Provided data:
• • • •

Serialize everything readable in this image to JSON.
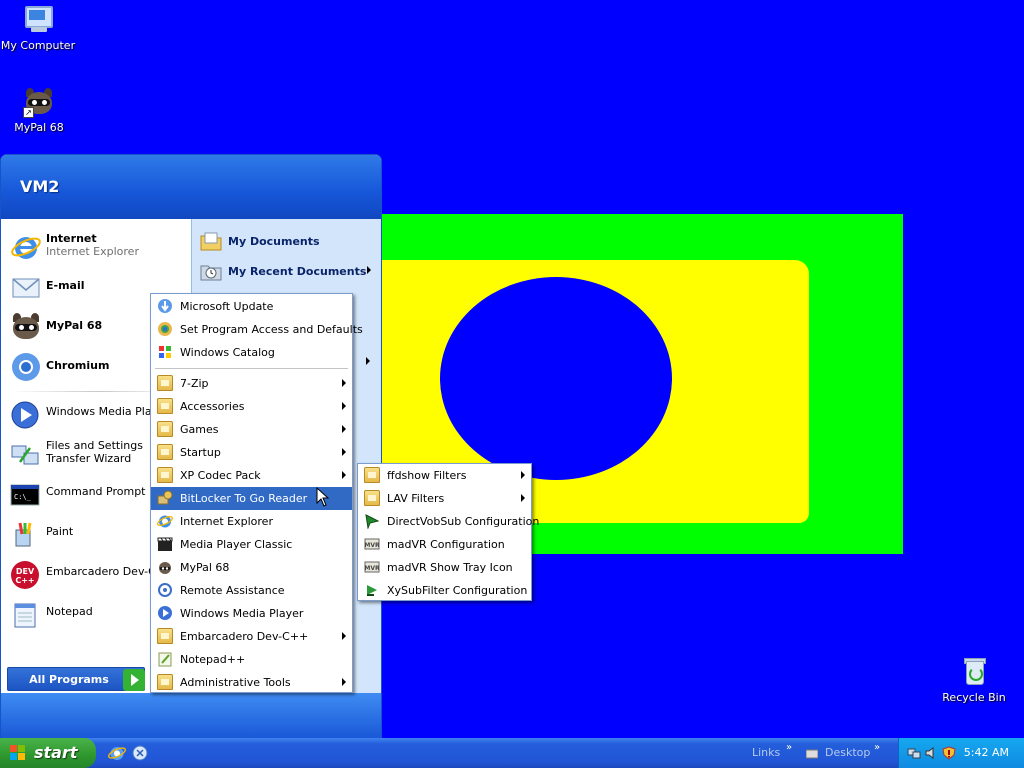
{
  "desktop": {
    "icons": [
      {
        "label": "My Computer"
      },
      {
        "label": "MyPal 68"
      },
      {
        "label": "Recycle Bin"
      }
    ],
    "colors": {
      "background": "#0000fe",
      "green": "#00ff00",
      "yellow": "#ffff00"
    }
  },
  "start_menu": {
    "user": "VM2",
    "pinned": [
      {
        "title": "Internet",
        "subtitle": "Internet Explorer"
      },
      {
        "title": "E-mail"
      },
      {
        "title": "MyPal 68"
      },
      {
        "title": "Chromium"
      }
    ],
    "frequent": [
      "Windows Media Player",
      "Files and Settings Transfer Wizard",
      "Command Prompt",
      "Paint",
      "Embarcadero Dev-C++",
      "Notepad"
    ],
    "right": [
      {
        "label": "My Documents"
      },
      {
        "label": "My Recent Documents"
      }
    ],
    "all_programs": "All Programs"
  },
  "programs_menu": {
    "top_items": [
      "Microsoft Update",
      "Set Program Access and Defaults",
      "Windows Catalog"
    ],
    "items": [
      {
        "label": "7-Zip",
        "submenu": true
      },
      {
        "label": "Accessories",
        "submenu": true
      },
      {
        "label": "Games",
        "submenu": true
      },
      {
        "label": "Startup",
        "submenu": true
      },
      {
        "label": "XP Codec Pack",
        "submenu": true
      },
      {
        "label": "BitLocker To Go Reader",
        "submenu": false
      },
      {
        "label": "Internet Explorer",
        "submenu": false
      },
      {
        "label": "Media Player Classic",
        "submenu": false
      },
      {
        "label": "MyPal 68",
        "submenu": false
      },
      {
        "label": "Remote Assistance",
        "submenu": false
      },
      {
        "label": "Windows Media Player",
        "submenu": false
      },
      {
        "label": "Embarcadero Dev-C++",
        "submenu": true
      },
      {
        "label": "Notepad++",
        "submenu": false
      },
      {
        "label": "Administrative Tools",
        "submenu": true
      }
    ]
  },
  "codec_menu": {
    "items": [
      {
        "label": "ffdshow Filters",
        "submenu": true
      },
      {
        "label": "LAV Filters",
        "submenu": true
      },
      {
        "label": "DirectVobSub Configuration",
        "submenu": false
      },
      {
        "label": "madVR Configuration",
        "submenu": false
      },
      {
        "label": "madVR Show Tray Icon",
        "submenu": false
      },
      {
        "label": "XySubFilter Configuration",
        "submenu": false
      }
    ]
  },
  "taskbar": {
    "start": "start",
    "links": "Links",
    "desktop": "Desktop",
    "chevron": "»",
    "clock": "5:42 AM"
  }
}
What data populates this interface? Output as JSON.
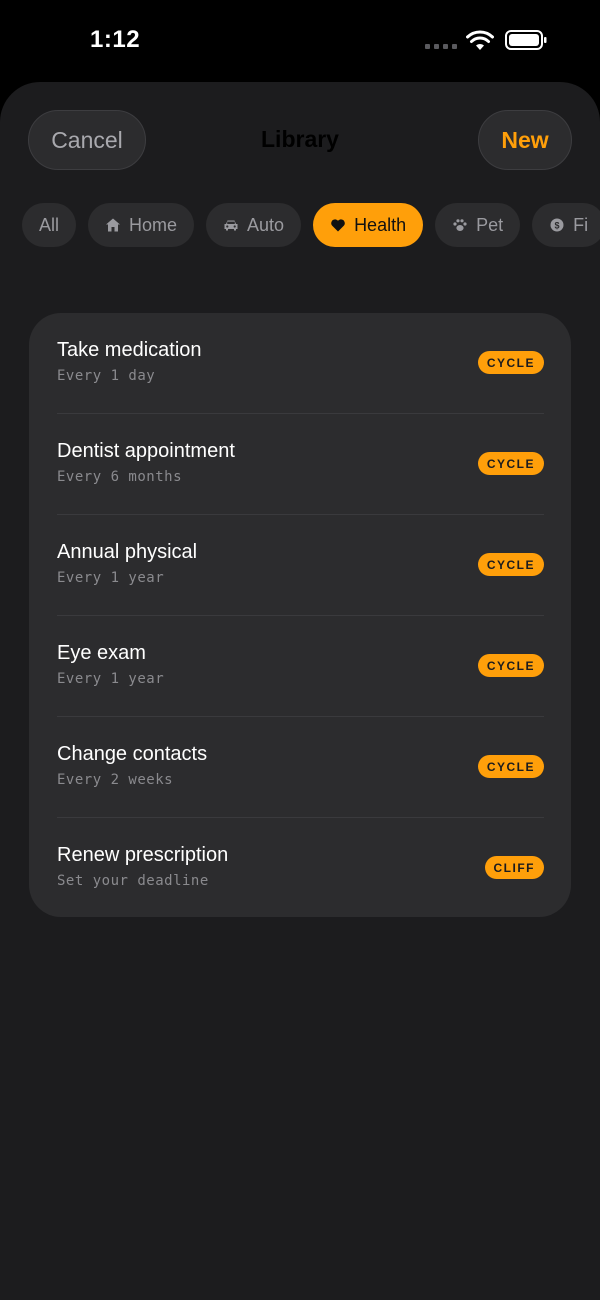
{
  "status_bar": {
    "time": "1:12"
  },
  "nav": {
    "cancel_label": "Cancel",
    "title": "Library",
    "new_label": "New"
  },
  "filters": [
    {
      "label": "All",
      "icon": "none",
      "active": false
    },
    {
      "label": "Home",
      "icon": "house-icon",
      "active": false
    },
    {
      "label": "Auto",
      "icon": "car-icon",
      "active": false
    },
    {
      "label": "Health",
      "icon": "heart-icon",
      "active": true
    },
    {
      "label": "Pet",
      "icon": "paw-icon",
      "active": false
    },
    {
      "label": "Fi",
      "icon": "dollar-icon",
      "active": false
    }
  ],
  "items": [
    {
      "title": "Take medication",
      "subtitle": "Every 1 day",
      "badge": "CYCLE"
    },
    {
      "title": "Dentist appointment",
      "subtitle": "Every 6 months",
      "badge": "CYCLE"
    },
    {
      "title": "Annual physical",
      "subtitle": "Every 1 year",
      "badge": "CYCLE"
    },
    {
      "title": "Eye exam",
      "subtitle": "Every 1 year",
      "badge": "CYCLE"
    },
    {
      "title": "Change contacts",
      "subtitle": "Every 2 weeks",
      "badge": "CYCLE"
    },
    {
      "title": "Renew prescription",
      "subtitle": "Set your deadline",
      "badge": "CLIFF"
    }
  ],
  "colors": {
    "accent": "#ff9f0a",
    "background": "#1c1c1e",
    "card": "#2c2c2e"
  }
}
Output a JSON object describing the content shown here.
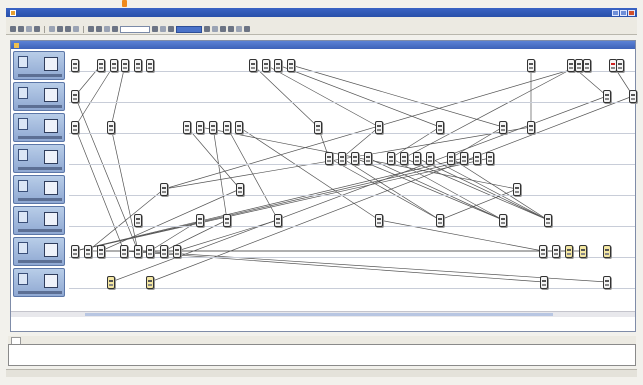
{
  "window": {
    "title": "",
    "menu": [
      "",
      "",
      "",
      "",
      "",
      "",
      "",
      "",
      ""
    ],
    "toolbar_combo": "",
    "toolbar_combo_2": ""
  },
  "child_window": {
    "title": ""
  },
  "tracks": [
    {
      "name": ""
    },
    {
      "name": ""
    },
    {
      "name": ""
    },
    {
      "name": ""
    },
    {
      "name": ""
    },
    {
      "name": ""
    },
    {
      "name": ""
    },
    {
      "name": ""
    }
  ],
  "output": {
    "tab_label": "",
    "lines": [
      ""
    ]
  },
  "status": {
    "text": ""
  },
  "colors": {
    "title_bar": "#2850aa",
    "track_head": "#8fa8d2",
    "node_border": "#333333",
    "accent_orange": "#f08a1c"
  },
  "icons": {
    "app": "app-icon",
    "node": "process-node-icon",
    "track": "track-node-icon"
  }
}
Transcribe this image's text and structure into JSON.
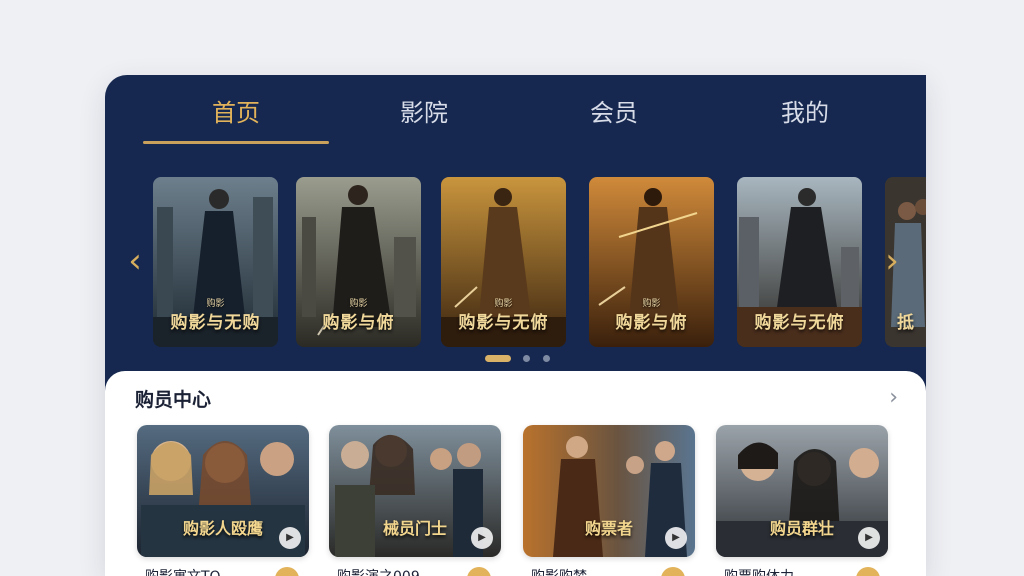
{
  "tabs": [
    {
      "label": "首页",
      "active": true
    },
    {
      "label": "影院",
      "active": false
    },
    {
      "label": "会员",
      "active": false
    },
    {
      "label": "我的",
      "active": false
    }
  ],
  "carousel": {
    "posters": [
      {
        "title": "购影与无购",
        "subtitle": "购影"
      },
      {
        "title": "购影与俯",
        "subtitle": "购影"
      },
      {
        "title": "购影与无俯",
        "subtitle": "购影"
      },
      {
        "title": "购影与俯",
        "subtitle": "购影"
      },
      {
        "title": "购影与无俯",
        "subtitle": ""
      },
      {
        "title": "抵",
        "subtitle": ""
      }
    ],
    "prev_icon": "chevron-left-icon",
    "next_icon": "chevron-right-icon",
    "page_count": 3,
    "active_page": 1
  },
  "section": {
    "title": "购员中心",
    "more_icon": "chevron-right-icon",
    "cards": [
      {
        "overlay": "购影人殴鹰",
        "caption": "购影寓文TQ"
      },
      {
        "overlay": "械员门士",
        "caption": "购影演之009"
      },
      {
        "overlay": "购票者",
        "caption": "购影购梦"
      },
      {
        "overlay": "购员群壮",
        "caption": "购票购体力"
      }
    ]
  },
  "colors": {
    "navy": "#16284f",
    "gold": "#e2b35a",
    "background": "#eff0f4"
  }
}
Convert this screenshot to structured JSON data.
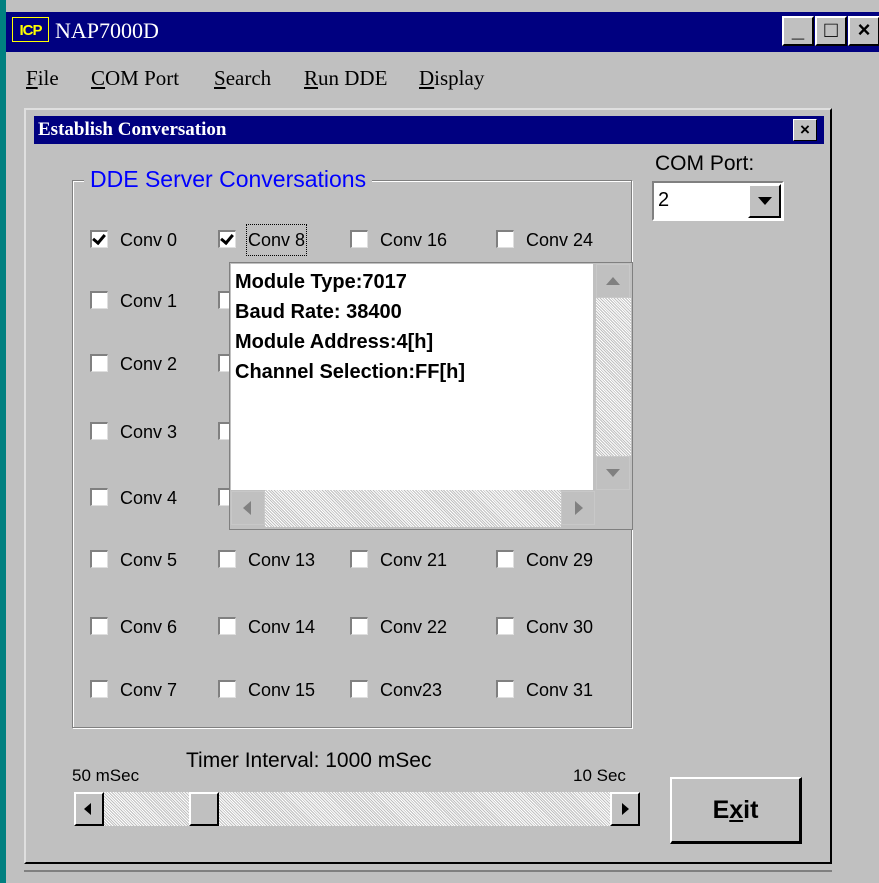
{
  "window": {
    "title": "NAP7000D",
    "icon_text": "ICP",
    "buttons": {
      "minimize": "_",
      "maximize": "□",
      "close": "×"
    }
  },
  "menu": [
    {
      "label": "File",
      "accel": "F",
      "rest": "ile"
    },
    {
      "label": "COM Port",
      "accel": "C",
      "rest": "OM Port"
    },
    {
      "label": "Search",
      "accel": "S",
      "rest": "earch"
    },
    {
      "label": "Run DDE",
      "accel": "R",
      "rest": "un DDE"
    },
    {
      "label": "Display",
      "accel": "D",
      "rest": "isplay"
    }
  ],
  "dialog": {
    "title": "Establish Conversation",
    "close": "×",
    "group_label": "DDE Server Conversations",
    "conversations": [
      {
        "label": "Conv 0",
        "checked": true
      },
      {
        "label": "Conv 1",
        "checked": false
      },
      {
        "label": "Conv 2",
        "checked": false
      },
      {
        "label": "Conv 3",
        "checked": false
      },
      {
        "label": "Conv 4",
        "checked": false
      },
      {
        "label": "Conv 5",
        "checked": false
      },
      {
        "label": "Conv 6",
        "checked": false
      },
      {
        "label": "Conv 7",
        "checked": false
      },
      {
        "label": "Conv 8",
        "checked": true
      },
      {
        "label": "",
        "checked": false
      },
      {
        "label": "",
        "checked": false
      },
      {
        "label": "",
        "checked": false
      },
      {
        "label": "",
        "checked": false
      },
      {
        "label": "Conv 13",
        "checked": false
      },
      {
        "label": "Conv 14",
        "checked": false
      },
      {
        "label": "Conv 15",
        "checked": false
      },
      {
        "label": "Conv 16",
        "checked": false
      },
      {
        "label": "Conv 21",
        "checked": false
      },
      {
        "label": "Conv 22",
        "checked": false
      },
      {
        "label": "Conv23",
        "checked": false
      },
      {
        "label": "Conv 24",
        "checked": false
      },
      {
        "label": "Conv 29",
        "checked": false
      },
      {
        "label": "Conv 30",
        "checked": false
      },
      {
        "label": "Conv 31",
        "checked": false
      }
    ],
    "com_port": {
      "label": "COM Port:",
      "value": "2"
    },
    "info_popup": {
      "lines": [
        "Module Type:7017",
        "Baud Rate: 38400",
        "Module Address:4[h]",
        "Channel Selection:FF[h]"
      ]
    },
    "timer": {
      "label": "Timer Interval: 1000 mSec",
      "min_label": "50 mSec",
      "max_label": "10 Sec",
      "value_ms": 1000
    },
    "exit": {
      "label": "Exit",
      "accel": "x",
      "pre": "E",
      "post": "it"
    }
  }
}
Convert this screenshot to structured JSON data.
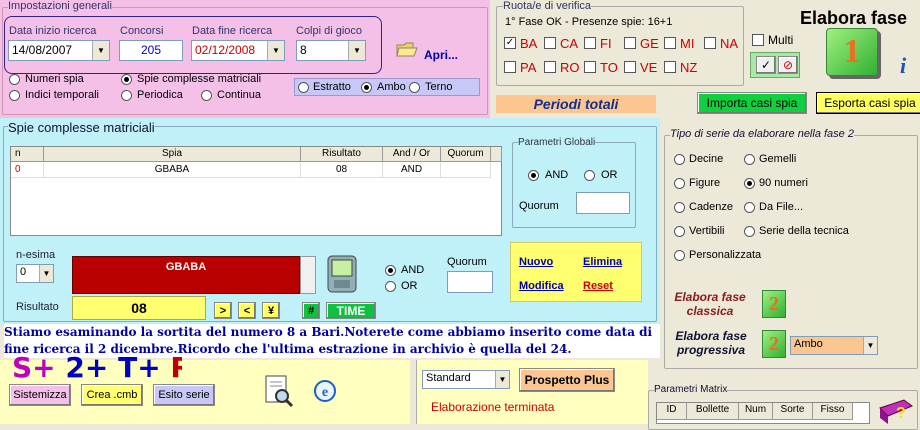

• • • •

What is needed: From the data above, pick out each line containing "Documents" and copy it.

The answer:
        "label": "My Documents"
        "label": "My Recent Documents"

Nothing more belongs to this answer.